--- Supplied data ---
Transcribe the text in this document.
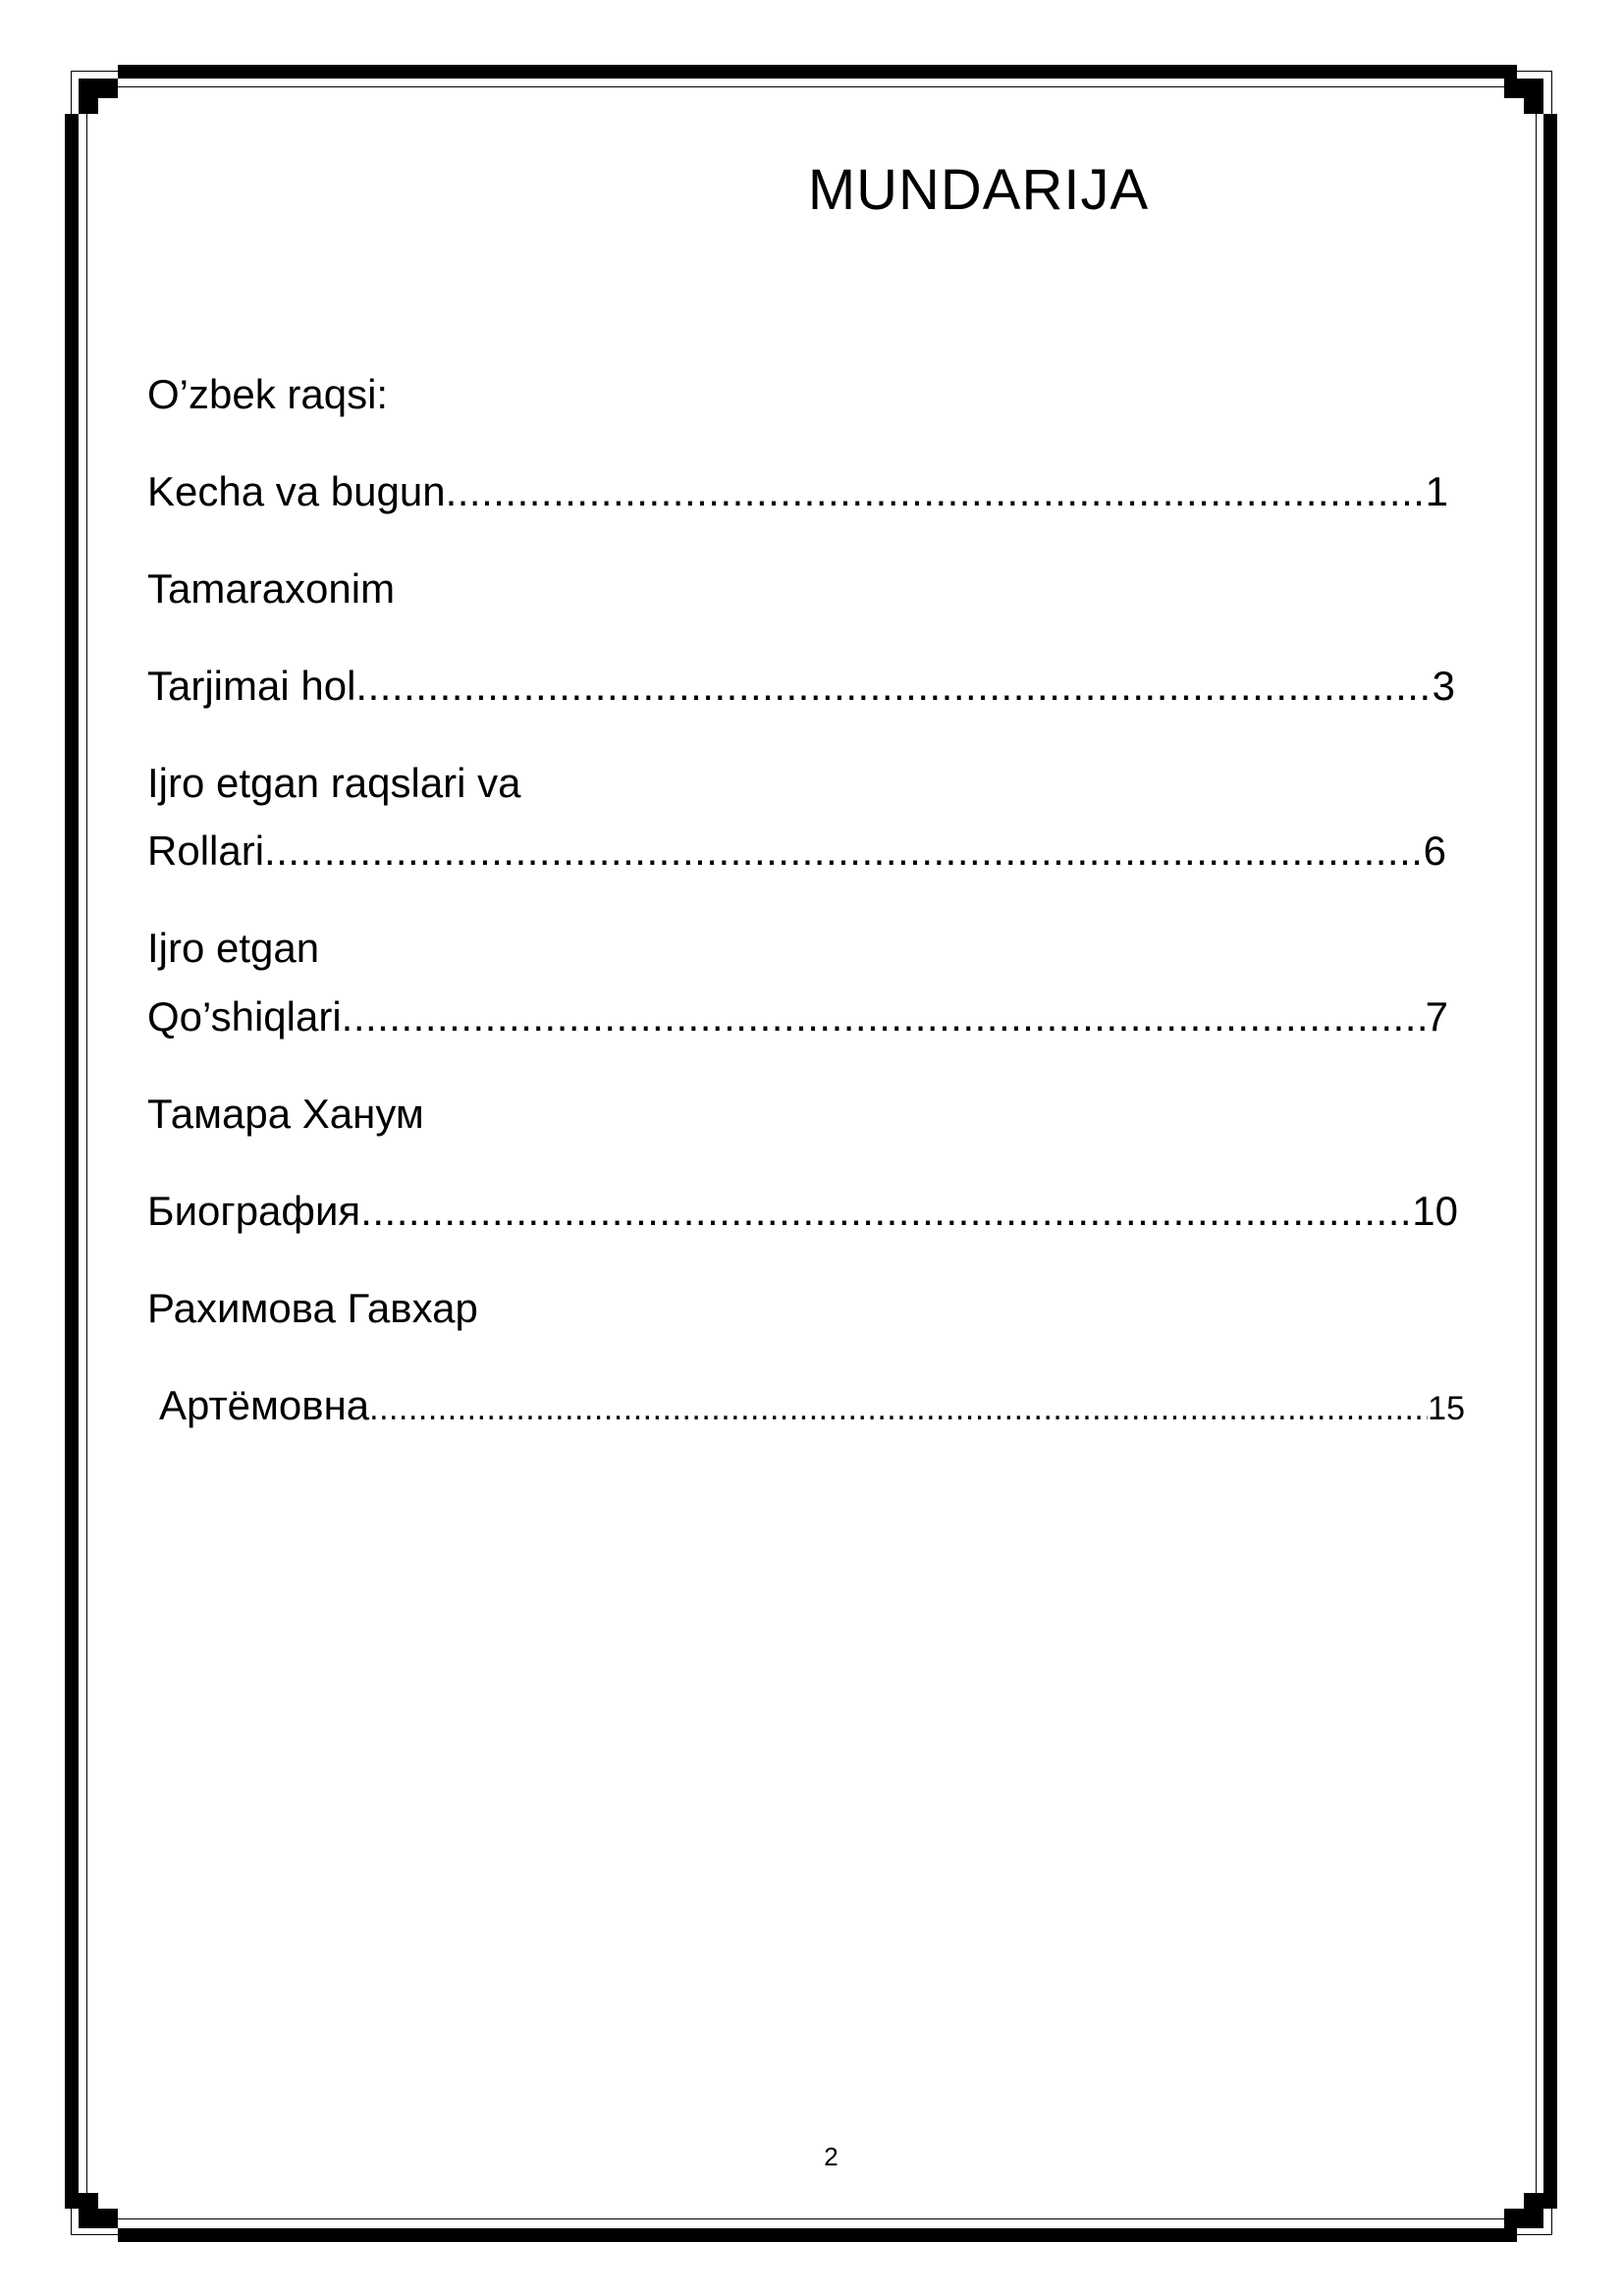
MUNDARIJA
O’zbek raqsi:
Kecha va bugun .....	1
Tamaraxonim
Tarjimai hol .....	3
Ijro etgan raqslari va
Rollari .....	6
Ijro etgan
Qo’shiqlari .....	7
Тамара Ханум
Биография .....	10
Рахимова Гавхар
Артёмовна .....	15
2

--- Task directions ---
Write out each entry exactly as given, omitting any picture.

--- Written answer ---
Transcribe the text in this document.
MUNDARIJA
O’zbek raqsi:
Kecha va bugun .....	1
Tamaraxonim
Tarjimai hol .....	3
Ijro etgan raqslari va
Rollari .....	6
Ijro etgan
Qo’shiqlari .....	7
Тамара Ханум
Биография .....	10
Рахимова Гавхар
Артёмовна .....	15
2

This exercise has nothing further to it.